Work to do: Your task is to copy every line of this material exactly.

(Records about charts and figures)

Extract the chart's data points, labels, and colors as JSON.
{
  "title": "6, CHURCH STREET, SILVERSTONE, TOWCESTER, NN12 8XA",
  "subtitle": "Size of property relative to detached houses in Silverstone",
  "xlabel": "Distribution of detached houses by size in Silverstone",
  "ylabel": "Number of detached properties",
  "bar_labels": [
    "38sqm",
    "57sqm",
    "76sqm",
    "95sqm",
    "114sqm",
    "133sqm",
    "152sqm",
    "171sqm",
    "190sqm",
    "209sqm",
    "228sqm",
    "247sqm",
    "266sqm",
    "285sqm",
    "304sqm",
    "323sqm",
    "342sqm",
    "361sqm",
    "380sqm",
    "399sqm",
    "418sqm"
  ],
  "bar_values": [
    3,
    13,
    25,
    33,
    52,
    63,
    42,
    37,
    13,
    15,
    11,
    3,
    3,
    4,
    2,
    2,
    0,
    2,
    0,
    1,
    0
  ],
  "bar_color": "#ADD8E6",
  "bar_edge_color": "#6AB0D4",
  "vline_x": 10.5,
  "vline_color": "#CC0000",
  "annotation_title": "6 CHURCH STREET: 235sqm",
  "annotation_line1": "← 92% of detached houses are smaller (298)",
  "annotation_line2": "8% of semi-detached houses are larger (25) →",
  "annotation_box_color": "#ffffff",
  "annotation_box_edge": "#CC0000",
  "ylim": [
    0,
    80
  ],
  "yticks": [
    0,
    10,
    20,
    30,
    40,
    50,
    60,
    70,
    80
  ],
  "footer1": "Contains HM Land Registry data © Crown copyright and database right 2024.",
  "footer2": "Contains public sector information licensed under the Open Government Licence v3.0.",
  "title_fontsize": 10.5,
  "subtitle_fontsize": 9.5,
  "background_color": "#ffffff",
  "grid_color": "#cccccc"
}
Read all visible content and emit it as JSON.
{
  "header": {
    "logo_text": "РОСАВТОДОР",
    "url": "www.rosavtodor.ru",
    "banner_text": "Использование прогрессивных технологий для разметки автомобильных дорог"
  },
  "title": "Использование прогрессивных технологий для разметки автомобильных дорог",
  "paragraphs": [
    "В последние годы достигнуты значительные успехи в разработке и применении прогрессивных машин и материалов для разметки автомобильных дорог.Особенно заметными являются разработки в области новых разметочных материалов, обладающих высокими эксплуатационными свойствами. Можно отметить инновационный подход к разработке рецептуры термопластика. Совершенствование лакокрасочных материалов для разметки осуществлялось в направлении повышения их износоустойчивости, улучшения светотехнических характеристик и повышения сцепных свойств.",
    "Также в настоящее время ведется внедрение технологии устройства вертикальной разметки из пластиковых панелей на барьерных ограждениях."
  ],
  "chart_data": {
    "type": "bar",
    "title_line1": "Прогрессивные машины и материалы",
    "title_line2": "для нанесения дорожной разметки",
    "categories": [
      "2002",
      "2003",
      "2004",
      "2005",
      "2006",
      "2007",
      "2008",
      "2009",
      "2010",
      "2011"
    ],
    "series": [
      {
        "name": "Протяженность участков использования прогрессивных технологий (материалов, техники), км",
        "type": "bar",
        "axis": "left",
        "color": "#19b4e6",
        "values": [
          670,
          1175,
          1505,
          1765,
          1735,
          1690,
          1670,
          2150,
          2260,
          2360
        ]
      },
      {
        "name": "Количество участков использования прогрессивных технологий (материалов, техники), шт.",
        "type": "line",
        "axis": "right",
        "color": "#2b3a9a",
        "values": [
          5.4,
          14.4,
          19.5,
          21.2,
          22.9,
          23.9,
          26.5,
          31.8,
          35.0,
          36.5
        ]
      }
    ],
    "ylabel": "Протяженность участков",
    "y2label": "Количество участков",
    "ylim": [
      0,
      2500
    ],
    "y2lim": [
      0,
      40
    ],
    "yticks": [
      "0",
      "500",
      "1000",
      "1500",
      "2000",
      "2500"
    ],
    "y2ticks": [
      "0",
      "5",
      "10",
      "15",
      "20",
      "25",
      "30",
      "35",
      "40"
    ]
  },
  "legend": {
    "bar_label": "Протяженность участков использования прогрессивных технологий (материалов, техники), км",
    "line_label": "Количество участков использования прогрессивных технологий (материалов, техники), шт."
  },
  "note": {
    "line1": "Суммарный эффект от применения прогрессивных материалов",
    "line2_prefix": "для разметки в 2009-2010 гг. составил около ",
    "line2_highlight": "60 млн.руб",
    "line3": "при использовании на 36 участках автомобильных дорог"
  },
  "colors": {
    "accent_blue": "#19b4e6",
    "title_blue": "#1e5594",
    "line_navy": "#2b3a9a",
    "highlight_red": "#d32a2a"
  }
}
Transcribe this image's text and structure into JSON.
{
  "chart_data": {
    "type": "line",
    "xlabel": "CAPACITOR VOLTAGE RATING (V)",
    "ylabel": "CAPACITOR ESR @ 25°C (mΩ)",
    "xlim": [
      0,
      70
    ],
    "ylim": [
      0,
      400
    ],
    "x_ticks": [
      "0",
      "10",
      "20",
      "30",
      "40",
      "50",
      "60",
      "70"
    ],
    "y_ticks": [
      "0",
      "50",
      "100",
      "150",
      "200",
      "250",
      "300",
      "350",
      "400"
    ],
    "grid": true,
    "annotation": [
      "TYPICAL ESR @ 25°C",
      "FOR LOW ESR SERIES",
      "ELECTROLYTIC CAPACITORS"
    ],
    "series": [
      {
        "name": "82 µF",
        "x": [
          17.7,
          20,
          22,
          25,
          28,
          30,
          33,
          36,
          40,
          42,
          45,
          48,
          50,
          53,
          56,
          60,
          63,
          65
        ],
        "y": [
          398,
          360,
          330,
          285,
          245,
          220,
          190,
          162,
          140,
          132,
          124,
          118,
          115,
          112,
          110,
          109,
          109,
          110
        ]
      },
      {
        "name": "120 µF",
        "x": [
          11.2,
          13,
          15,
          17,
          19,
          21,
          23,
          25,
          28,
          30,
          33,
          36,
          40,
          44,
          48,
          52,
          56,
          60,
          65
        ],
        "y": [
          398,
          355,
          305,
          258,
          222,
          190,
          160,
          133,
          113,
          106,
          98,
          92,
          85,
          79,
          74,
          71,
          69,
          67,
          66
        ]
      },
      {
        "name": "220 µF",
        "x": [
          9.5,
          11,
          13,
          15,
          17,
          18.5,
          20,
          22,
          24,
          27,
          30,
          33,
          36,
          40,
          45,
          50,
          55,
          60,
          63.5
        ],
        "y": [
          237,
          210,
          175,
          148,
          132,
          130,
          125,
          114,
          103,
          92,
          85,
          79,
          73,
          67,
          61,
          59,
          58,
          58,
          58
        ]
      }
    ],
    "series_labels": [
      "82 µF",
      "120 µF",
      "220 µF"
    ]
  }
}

Complete answer:
Extract the chart's data points, labels, and colors as JSON.
{
  "title": "6, CHURCH STREET, SILVERSTONE, TOWCESTER, NN12 8XA",
  "subtitle": "Size of property relative to detached houses in Silverstone",
  "xlabel": "Distribution of detached houses by size in Silverstone",
  "ylabel": "Number of detached properties",
  "bar_labels": [
    "38sqm",
    "57sqm",
    "76sqm",
    "95sqm",
    "114sqm",
    "133sqm",
    "152sqm",
    "171sqm",
    "190sqm",
    "209sqm",
    "228sqm",
    "247sqm",
    "266sqm",
    "285sqm",
    "304sqm",
    "323sqm",
    "342sqm",
    "361sqm",
    "380sqm",
    "399sqm",
    "418sqm"
  ],
  "bar_values": [
    3,
    13,
    25,
    33,
    52,
    63,
    42,
    37,
    13,
    15,
    11,
    3,
    3,
    4,
    2,
    2,
    0,
    2,
    0,
    1,
    0
  ],
  "bar_color": "#ADD8E6",
  "bar_edge_color": "#6AB0D4",
  "vline_x": 10.5,
  "vline_color": "#CC0000",
  "annotation_title": "6 CHURCH STREET: 235sqm",
  "annotation_line1": "← 92% of detached houses are smaller (298)",
  "annotation_line2": "8% of semi-detached houses are larger (25) →",
  "annotation_box_color": "#ffffff",
  "annotation_box_edge": "#CC0000",
  "ylim": [
    0,
    80
  ],
  "yticks": [
    0,
    10,
    20,
    30,
    40,
    50,
    60,
    70,
    80
  ],
  "footer1": "Contains HM Land Registry data © Crown copyright and database right 2024.",
  "footer2": "Contains public sector information licensed under the Open Government Licence v3.0.",
  "title_fontsize": 10.5,
  "subtitle_fontsize": 9.5,
  "background_color": "#ffffff",
  "grid_color": "#cccccc"
}
Read all visible content and emit it as JSON.
{
  "header": {
    "logo_text": "РОСАВТОДОР",
    "url": "www.rosavtodor.ru",
    "banner_text": "Использование прогрессивных технологий для разметки автомобильных дорог"
  },
  "title": "Использование прогрессивных технологий для разметки автомобильных дорог",
  "paragraphs": [
    "В последние годы достигнуты значительные успехи в разработке и применении прогрессивных машин и материалов для разметки автомобильных дорог.Особенно заметными являются разработки в области новых разметочных материалов, обладающих высокими эксплуатационными свойствами. Можно отметить инновационный подход к разработке рецептуры термопластика. Совершенствование лакокрасочных материалов для разметки осуществлялось в направлении повышения их износоустойчивости, улучшения светотехнических характеристик и повышения сцепных свойств.",
    "Также в настоящее время ведется внедрение технологии устройства вертикальной разметки из пластиковых панелей на барьерных ограждениях."
  ],
  "chart_data": {
    "type": "bar",
    "title_line1": "Прогрессивные машины и материалы",
    "title_line2": "для нанесения дорожной разметки",
    "categories": [
      "2002",
      "2003",
      "2004",
      "2005",
      "2006",
      "2007",
      "2008",
      "2009",
      "2010",
      "2011"
    ],
    "series": [
      {
        "name": "Протяженность участков использования прогрессивных технологий (материалов, техники), км",
        "type": "bar",
        "axis": "left",
        "color": "#19b4e6",
        "values": [
          670,
          1175,
          1505,
          1765,
          1735,
          1690,
          1670,
          2150,
          2260,
          2360
        ]
      },
      {
        "name": "Количество участков использования прогрессивных технологий (материалов, техники), шт.",
        "type": "line",
        "axis": "right",
        "color": "#2b3a9a",
        "values": [
          5.4,
          14.4,
          19.5,
          21.2,
          22.9,
          23.9,
          26.5,
          31.8,
          35.0,
          36.5
        ]
      }
    ],
    "ylabel": "Протяженность участков",
    "y2label": "Количество участков",
    "ylim": [
      0,
      2500
    ],
    "y2lim": [
      0,
      40
    ],
    "yticks": [
      "0",
      "500",
      "1000",
      "1500",
      "2000",
      "2500"
    ],
    "y2ticks": [
      "0",
      "5",
      "10",
      "15",
      "20",
      "25",
      "30",
      "35",
      "40"
    ]
  },
  "legend": {
    "bar_label": "Протяженность участков использования прогрессивных технологий (материалов, техники), км",
    "line_label": "Количество участков использования прогрессивных технологий (материалов, техники), шт."
  },
  "note": {
    "line1": "Суммарный эффект от применения прогрессивных материалов",
    "line2_prefix": "для разметки в 2009-2010 гг. составил около ",
    "line2_highlight": "60 млн.руб",
    "line3": "при использовании на 36 участках автомобильных дорог"
  },
  "colors": {
    "accent_blue": "#19b4e6",
    "title_blue": "#1e5594",
    "line_navy": "#2b3a9a",
    "highlight_red": "#d32a2a"
  }
}
Transcribe this image's text and structure into JSON.
{
  "chart_data": {
    "type": "line",
    "xlabel": "CAPACITOR VOLTAGE RATING (V)",
    "ylabel": "CAPACITOR ESR @ 25°C (mΩ)",
    "xlim": [
      0,
      70
    ],
    "ylim": [
      0,
      400
    ],
    "x_ticks": [
      "0",
      "10",
      "20",
      "30",
      "40",
      "50",
      "60",
      "70"
    ],
    "y_ticks": [
      "0",
      "50",
      "100",
      "150",
      "200",
      "250",
      "300",
      "350",
      "400"
    ],
    "grid": true,
    "annotation": [
      "TYPICAL ESR @ 25°C",
      "FOR LOW ESR SERIES",
      "ELECTROLYTIC CAPACITORS"
    ],
    "series": [
      {
        "name": "82 µF",
        "x": [
          17.7,
          20,
          22,
          25,
          28,
          30,
          33,
          36,
          40,
          42,
          45,
          48,
          50,
          53,
          56,
          60,
          63,
          65
        ],
        "y": [
          398,
          360,
          330,
          285,
          245,
          220,
          190,
          162,
          140,
          132,
          124,
          118,
          115,
          112,
          110,
          109,
          109,
          110
        ]
      },
      {
        "name": "120 µF",
        "x": [
          11.2,
          13,
          15,
          17,
          19,
          21,
          23,
          25,
          28,
          30,
          33,
          36,
          40,
          44,
          48,
          52,
          56,
          60,
          65
        ],
        "y": [
          398,
          355,
          305,
          258,
          222,
          190,
          160,
          133,
          113,
          106,
          98,
          92,
          85,
          79,
          74,
          71,
          69,
          67,
          66
        ]
      },
      {
        "name": "220 µF",
        "x": [
          9.5,
          11,
          13,
          15,
          17,
          18.5,
          20,
          22,
          24,
          27,
          30,
          33,
          36,
          40,
          45,
          50,
          55,
          60,
          63.5
        ],
        "y": [
          237,
          210,
          175,
          148,
          132,
          130,
          125,
          114,
          103,
          92,
          85,
          79,
          73,
          67,
          61,
          59,
          58,
          58,
          58
        ]
      }
    ],
    "series_labels": [
      "82 µF",
      "120 µF",
      "220 µF"
    ]
  }
}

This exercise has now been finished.